◆ **JOB**:
Without including any pictures, write out all the entries exactly.

Data records
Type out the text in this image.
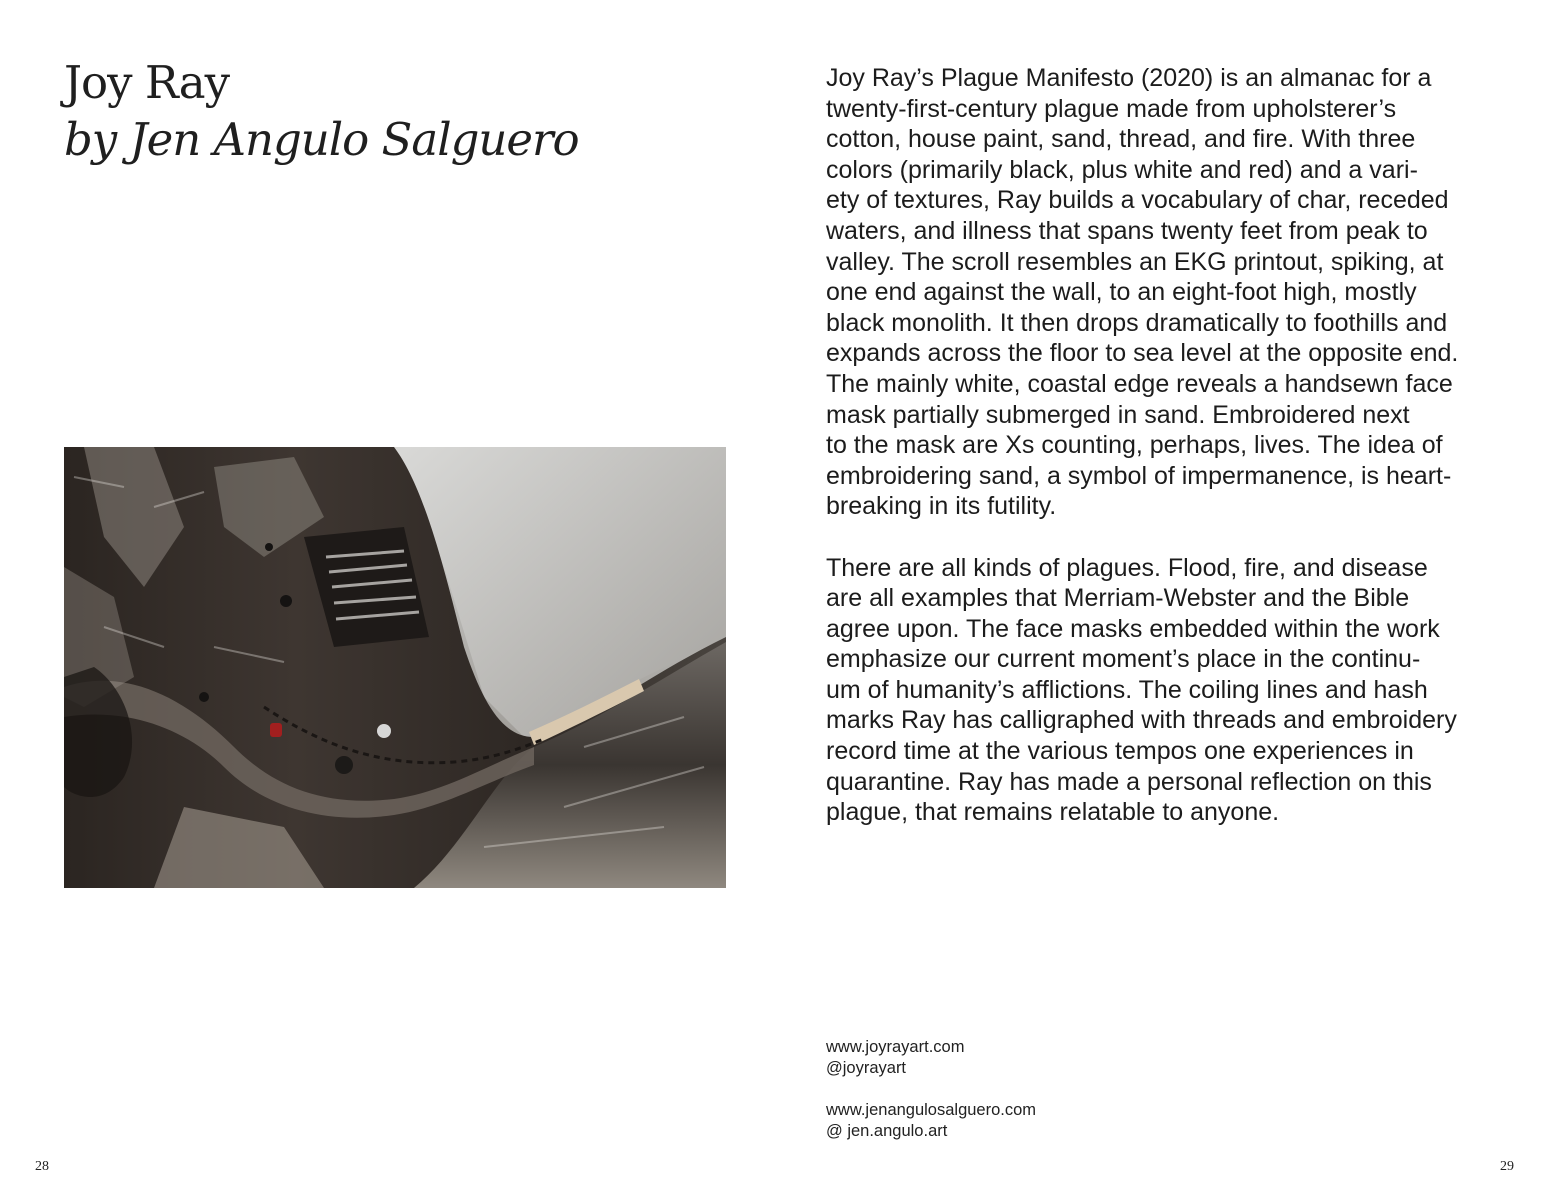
Joy Ray
by Jen Angulo Salguero
Joy Ray’s Plague Manifesto (2020) is an almanac for a
twenty-first-century plague made from upholsterer’s
cotton, house paint, sand, thread, and fire. With three
colors (primarily black, plus white and red) and a vari-
ety of textures, Ray builds a vocabulary of char, receded
waters, and illness that spans twenty feet from peak to
valley. The scroll resembles an EKG printout, spiking, at
one end against the wall, to an eight-foot high, mostly
black monolith. It then drops dramatically to foothills and
expands across the floor to sea level at the opposite end.
The mainly white, coastal edge reveals a handsewn face
mask partially submerged in sand. Embroidered next
to the mask are Xs counting, perhaps, lives. The idea of
embroidering sand, a symbol of impermanence, is heart-
breaking in its futility.
There are all kinds of plagues. Flood, fire, and disease
are all examples that Merriam-Webster and the Bible
agree upon. The face masks embedded within the work
emphasize our current moment’s place in the continu-
um of humanity’s afflictions. The coiling lines and hash
marks Ray has calligraphed with threads and embroidery
record time at the various tempos one experiences in
quarantine. Ray has made a personal reflection on this
plague, that remains relatable to anyone.
www.joyrayart.com
@joyrayart
www.jenangulosalguero.com
@ jen.angulo.art
28	29
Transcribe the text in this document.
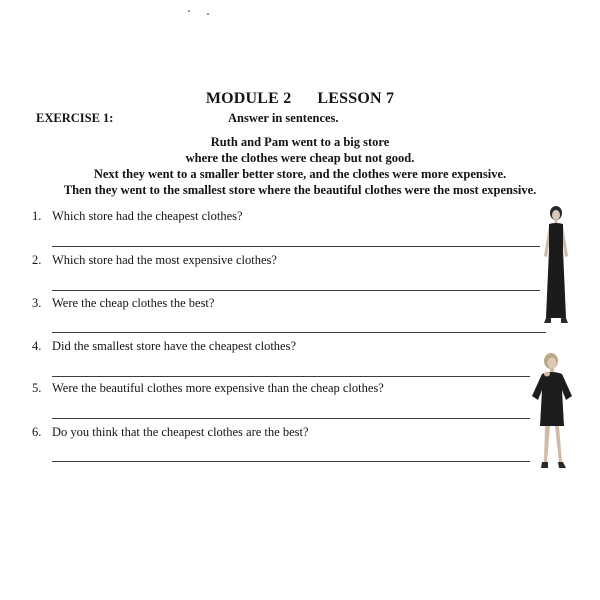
MODULE 2 LESSON 7
EXERCISE 1:	Answer in sentences.
Ruth and Pam went to a big store
where the clothes were cheap but not good.
Next they went to a smaller better store, and the clothes were more expensive.
Then they went to the smallest store where the beautiful clothes were the most expensive.
1. Which store had the cheapest clothes?
2. Which store had the most expensive clothes?
3. Were the cheap clothes the best?
4. Did the smallest store have the cheapest clothes?
5. Were the beautiful clothes more expensive than the cheap clothes?
6. Do you think that the cheapest clothes are the best?
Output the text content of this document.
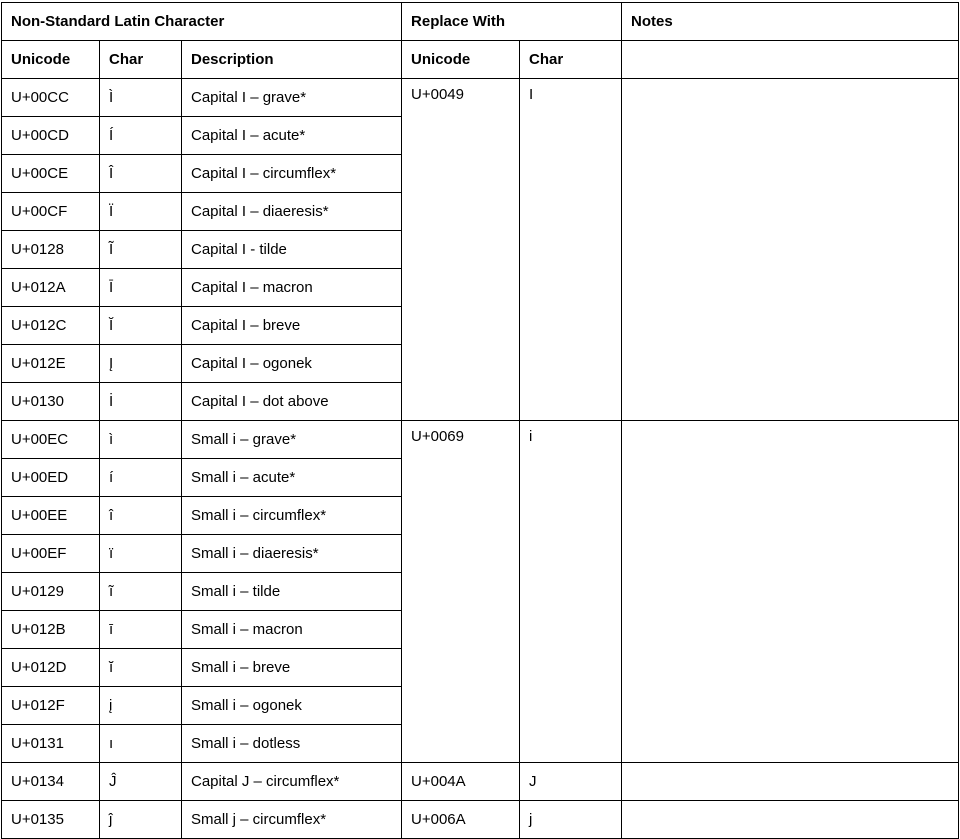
Non-Standard Latin Character			Replace With		Notes
Unicode	Char	Description	Unicode	Char	
U+00CC	Ì	Capital I – grave*	U+0049	I	
U+00CD	Í	Capital I – acute*			
U+00CE	Î	Capital I – circumflex*			
U+00CF	Ï	Capital I – diaeresis*			
U+0128	Ĩ	Capital I - tilde			
U+012A	Ī	Capital I – macron			
U+012C	Ĭ	Capital I – breve			
U+012E	Į	Capital I – ogonek			
U+0130	İ	Capital I – dot above			
U+00EC	ì	Small i – grave*	U+0069	i	
U+00ED	í	Small i – acute*			
U+00EE	î	Small i – circumflex*			
U+00EF	ï	Small i – diaeresis*			
U+0129	ĩ	Small i – tilde			
U+012B	ī	Small i – macron			
U+012D	ĭ	Small i – breve			
U+012F	į	Small i – ogonek			
U+0131	ı	Small i – dotless			
U+0134	Ĵ	Capital J – circumflex*	U+004A	J	
U+0135	ĵ	Small j – circumflex*	U+006A	j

◆ **RESPONSE BELOW**:
Type out the text in this image.
Joy Ray
by Jen Angulo Salguero
Joy Ray’s Plague Manifesto (2020) is an almanac for a
twenty-first-century plague made from upholsterer’s
cotton, house paint, sand, thread, and fire. With three
colors (primarily black, plus white and red) and a vari-
ety of textures, Ray builds a vocabulary of char, receded
waters, and illness that spans twenty feet from peak to
valley. The scroll resembles an EKG printout, spiking, at
one end against the wall, to an eight-foot high, mostly
black monolith. It then drops dramatically to foothills and
expands across the floor to sea level at the opposite end.
The mainly white, coastal edge reveals a handsewn face
mask partially submerged in sand. Embroidered next
to the mask are Xs counting, perhaps, lives. The idea of
embroidering sand, a symbol of impermanence, is heart-
breaking in its futility.
There are all kinds of plagues. Flood, fire, and disease
are all examples that Merriam-Webster and the Bible
agree upon. The face masks embedded within the work
emphasize our current moment’s place in the continu-
um of humanity’s afflictions. The coiling lines and hash
marks Ray has calligraphed with threads and embroidery
record time at the various tempos one experiences in
quarantine. Ray has made a personal reflection on this
plague, that remains relatable to anyone.
www.joyrayart.com
@joyrayart
www.jenangulosalguero.com
@ jen.angulo.art
28	29
Transcribe the text in this document.
MODULE 2 LESSON 7
EXERCISE 1:	Answer in sentences.
Ruth and Pam went to a big store
where the clothes were cheap but not good.
Next they went to a smaller better store, and the clothes were more expensive.
Then they went to the smallest store where the beautiful clothes were the most expensive.
1. Which store had the cheapest clothes?
2. Which store had the most expensive clothes?
3. Were the cheap clothes the best?
4. Did the smallest store have the cheapest clothes?
5. Were the beautiful clothes more expensive than the cheap clothes?
6. Do you think that the cheapest clothes are the best?
Output the text content of this document.
Non-Standard Latin Character			Replace With		Notes
Unicode	Char	Description	Unicode	Char	
U+00CC	Ì	Capital I – grave*	U+0049	I	
U+00CD	Í	Capital I – acute*			
U+00CE	Î	Capital I – circumflex*			
U+00CF	Ï	Capital I – diaeresis*			
U+0128	Ĩ	Capital I - tilde			
U+012A	Ī	Capital I – macron			
U+012C	Ĭ	Capital I – breve			
U+012E	Į	Capital I – ogonek			
U+0130	İ	Capital I – dot above			
U+00EC	ì	Small i – grave*	U+0069	i	
U+00ED	í	Small i – acute*			
U+00EE	î	Small i – circumflex*			
U+00EF	ï	Small i – diaeresis*			
U+0129	ĩ	Small i – tilde			
U+012B	ī	Small i – macron			
U+012D	ĭ	Small i – breve			
U+012F	į	Small i – ogonek			
U+0131	ı	Small i – dotless			
U+0134	Ĵ	Capital J – circumflex*	U+004A	J	
U+0135	ĵ	Small j – circumflex*	U+006A	j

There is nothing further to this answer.